The data below should be printed in full, exactly, and without any of its images.

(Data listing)
begin

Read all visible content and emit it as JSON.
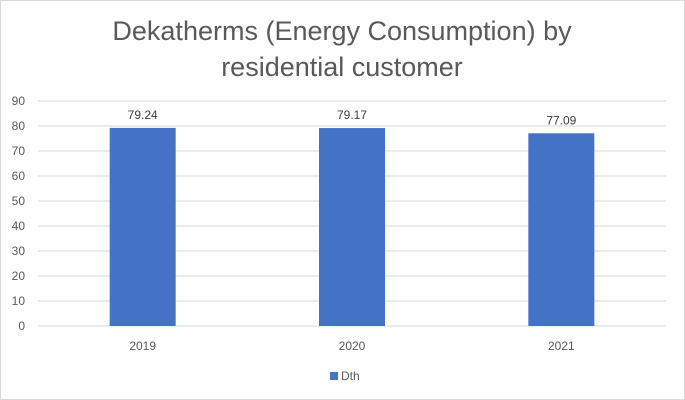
{
  "chart_data": {
    "type": "bar",
    "title": "Dekatherms (Energy Consumption) by residential customer",
    "title_lines": [
      "Dekatherms (Energy Consumption) by",
      "residential customer"
    ],
    "categories": [
      "2019",
      "2020",
      "2021"
    ],
    "series": [
      {
        "name": "Dth",
        "values": [
          79.24,
          79.17,
          77.09
        ],
        "color": "#4472c4"
      }
    ],
    "data_labels": [
      "79.24",
      "79.17",
      "77.09"
    ],
    "ylim": [
      0,
      90
    ],
    "yticks": [
      0,
      10,
      20,
      30,
      40,
      50,
      60,
      70,
      80,
      90
    ],
    "grid": true,
    "legend_position": "bottom",
    "xlabel": "",
    "ylabel": ""
  }
}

end

▶ _REPLY TO THE TASK_:
Read all visible content and emit it as JSON.
{
  "chart_data": {
    "type": "bar",
    "title": "Dekatherms (Energy Consumption) by residential customer",
    "title_lines": [
      "Dekatherms (Energy Consumption) by",
      "residential customer"
    ],
    "categories": [
      "2019",
      "2020",
      "2021"
    ],
    "series": [
      {
        "name": "Dth",
        "values": [
          79.24,
          79.17,
          77.09
        ],
        "color": "#4472c4"
      }
    ],
    "data_labels": [
      "79.24",
      "79.17",
      "77.09"
    ],
    "ylim": [
      0,
      90
    ],
    "yticks": [
      0,
      10,
      20,
      30,
      40,
      50,
      60,
      70,
      80,
      90
    ],
    "grid": true,
    "legend_position": "bottom",
    "xlabel": "",
    "ylabel": ""
  }
}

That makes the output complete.